Stored data →

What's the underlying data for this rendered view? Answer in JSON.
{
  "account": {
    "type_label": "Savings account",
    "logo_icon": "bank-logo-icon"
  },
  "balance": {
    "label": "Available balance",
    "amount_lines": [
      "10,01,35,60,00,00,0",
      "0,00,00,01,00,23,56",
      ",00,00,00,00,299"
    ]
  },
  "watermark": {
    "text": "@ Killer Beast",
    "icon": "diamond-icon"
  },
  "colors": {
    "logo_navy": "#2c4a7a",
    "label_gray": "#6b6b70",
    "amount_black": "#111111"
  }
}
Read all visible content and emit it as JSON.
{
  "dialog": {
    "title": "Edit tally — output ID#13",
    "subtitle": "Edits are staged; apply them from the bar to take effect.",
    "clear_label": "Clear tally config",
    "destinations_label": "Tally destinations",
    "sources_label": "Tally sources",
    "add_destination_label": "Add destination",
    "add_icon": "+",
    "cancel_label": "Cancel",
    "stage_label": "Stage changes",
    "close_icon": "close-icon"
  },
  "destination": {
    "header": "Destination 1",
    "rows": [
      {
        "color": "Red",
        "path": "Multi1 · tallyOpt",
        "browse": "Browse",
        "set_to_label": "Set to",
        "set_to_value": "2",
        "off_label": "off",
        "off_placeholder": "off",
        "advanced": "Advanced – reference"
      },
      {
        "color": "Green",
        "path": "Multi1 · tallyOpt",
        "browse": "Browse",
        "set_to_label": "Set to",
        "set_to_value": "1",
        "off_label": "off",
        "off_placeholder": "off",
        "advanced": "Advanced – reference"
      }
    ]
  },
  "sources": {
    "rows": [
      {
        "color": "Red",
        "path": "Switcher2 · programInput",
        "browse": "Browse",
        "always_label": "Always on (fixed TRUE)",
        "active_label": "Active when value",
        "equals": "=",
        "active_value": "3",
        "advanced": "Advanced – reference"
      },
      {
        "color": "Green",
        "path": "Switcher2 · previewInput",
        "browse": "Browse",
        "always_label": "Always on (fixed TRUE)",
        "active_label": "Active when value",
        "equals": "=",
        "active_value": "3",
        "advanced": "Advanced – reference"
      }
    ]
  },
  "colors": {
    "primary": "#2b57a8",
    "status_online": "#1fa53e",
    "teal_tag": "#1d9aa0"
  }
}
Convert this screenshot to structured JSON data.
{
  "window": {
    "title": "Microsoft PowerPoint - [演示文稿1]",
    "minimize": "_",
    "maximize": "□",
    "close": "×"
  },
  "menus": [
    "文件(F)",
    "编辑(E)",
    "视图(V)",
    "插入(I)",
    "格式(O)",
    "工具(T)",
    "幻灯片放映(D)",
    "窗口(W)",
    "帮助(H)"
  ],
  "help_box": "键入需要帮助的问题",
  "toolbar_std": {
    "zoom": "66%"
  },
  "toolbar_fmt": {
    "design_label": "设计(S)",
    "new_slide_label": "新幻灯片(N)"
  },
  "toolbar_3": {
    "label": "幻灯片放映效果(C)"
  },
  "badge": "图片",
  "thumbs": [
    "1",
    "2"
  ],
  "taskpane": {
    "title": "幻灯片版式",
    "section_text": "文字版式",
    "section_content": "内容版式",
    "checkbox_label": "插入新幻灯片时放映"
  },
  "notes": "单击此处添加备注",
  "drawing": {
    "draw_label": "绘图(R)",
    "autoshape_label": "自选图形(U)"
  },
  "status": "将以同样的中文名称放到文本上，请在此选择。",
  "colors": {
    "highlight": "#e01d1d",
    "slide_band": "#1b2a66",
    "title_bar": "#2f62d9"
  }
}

WHAT TO PRODUCE → Reproduce the full listing word for word.

OUTPUT OF THE TASK →
What's the underlying data for this rendered view? Answer in JSON.
{
  "account": {
    "type_label": "Savings account",
    "logo_icon": "bank-logo-icon"
  },
  "balance": {
    "label": "Available balance",
    "amount_lines": [
      "10,01,35,60,00,00,0",
      "0,00,00,01,00,23,56",
      ",00,00,00,00,299"
    ]
  },
  "watermark": {
    "text": "@ Killer Beast",
    "icon": "diamond-icon"
  },
  "colors": {
    "logo_navy": "#2c4a7a",
    "label_gray": "#6b6b70",
    "amount_black": "#111111"
  }
}
Read all visible content and emit it as JSON.
{
  "dialog": {
    "title": "Edit tally — output ID#13",
    "subtitle": "Edits are staged; apply them from the bar to take effect.",
    "clear_label": "Clear tally config",
    "destinations_label": "Tally destinations",
    "sources_label": "Tally sources",
    "add_destination_label": "Add destination",
    "add_icon": "+",
    "cancel_label": "Cancel",
    "stage_label": "Stage changes",
    "close_icon": "close-icon"
  },
  "destination": {
    "header": "Destination 1",
    "rows": [
      {
        "color": "Red",
        "path": "Multi1 · tallyOpt",
        "browse": "Browse",
        "set_to_label": "Set to",
        "set_to_value": "2",
        "off_label": "off",
        "off_placeholder": "off",
        "advanced": "Advanced – reference"
      },
      {
        "color": "Green",
        "path": "Multi1 · tallyOpt",
        "browse": "Browse",
        "set_to_label": "Set to",
        "set_to_value": "1",
        "off_label": "off",
        "off_placeholder": "off",
        "advanced": "Advanced – reference"
      }
    ]
  },
  "sources": {
    "rows": [
      {
        "color": "Red",
        "path": "Switcher2 · programInput",
        "browse": "Browse",
        "always_label": "Always on (fixed TRUE)",
        "active_label": "Active when value",
        "equals": "=",
        "active_value": "3",
        "advanced": "Advanced – reference"
      },
      {
        "color": "Green",
        "path": "Switcher2 · previewInput",
        "browse": "Browse",
        "always_label": "Always on (fixed TRUE)",
        "active_label": "Active when value",
        "equals": "=",
        "active_value": "3",
        "advanced": "Advanced – reference"
      }
    ]
  },
  "colors": {
    "primary": "#2b57a8",
    "status_online": "#1fa53e",
    "teal_tag": "#1d9aa0"
  }
}
Convert this screenshot to structured JSON data.
{
  "window": {
    "title": "Microsoft PowerPoint - [演示文稿1]",
    "minimize": "_",
    "maximize": "□",
    "close": "×"
  },
  "menus": [
    "文件(F)",
    "编辑(E)",
    "视图(V)",
    "插入(I)",
    "格式(O)",
    "工具(T)",
    "幻灯片放映(D)",
    "窗口(W)",
    "帮助(H)"
  ],
  "help_box": "键入需要帮助的问题",
  "toolbar_std": {
    "zoom": "66%"
  },
  "toolbar_fmt": {
    "design_label": "设计(S)",
    "new_slide_label": "新幻灯片(N)"
  },
  "toolbar_3": {
    "label": "幻灯片放映效果(C)"
  },
  "badge": "图片",
  "thumbs": [
    "1",
    "2"
  ],
  "taskpane": {
    "title": "幻灯片版式",
    "section_text": "文字版式",
    "section_content": "内容版式",
    "checkbox_label": "插入新幻灯片时放映"
  },
  "notes": "单击此处添加备注",
  "drawing": {
    "draw_label": "绘图(R)",
    "autoshape_label": "自选图形(U)"
  },
  "status": "将以同样的中文名称放到文本上，请在此选择。",
  "colors": {
    "highlight": "#e01d1d",
    "slide_band": "#1b2a66",
    "title_bar": "#2f62d9"
  }
}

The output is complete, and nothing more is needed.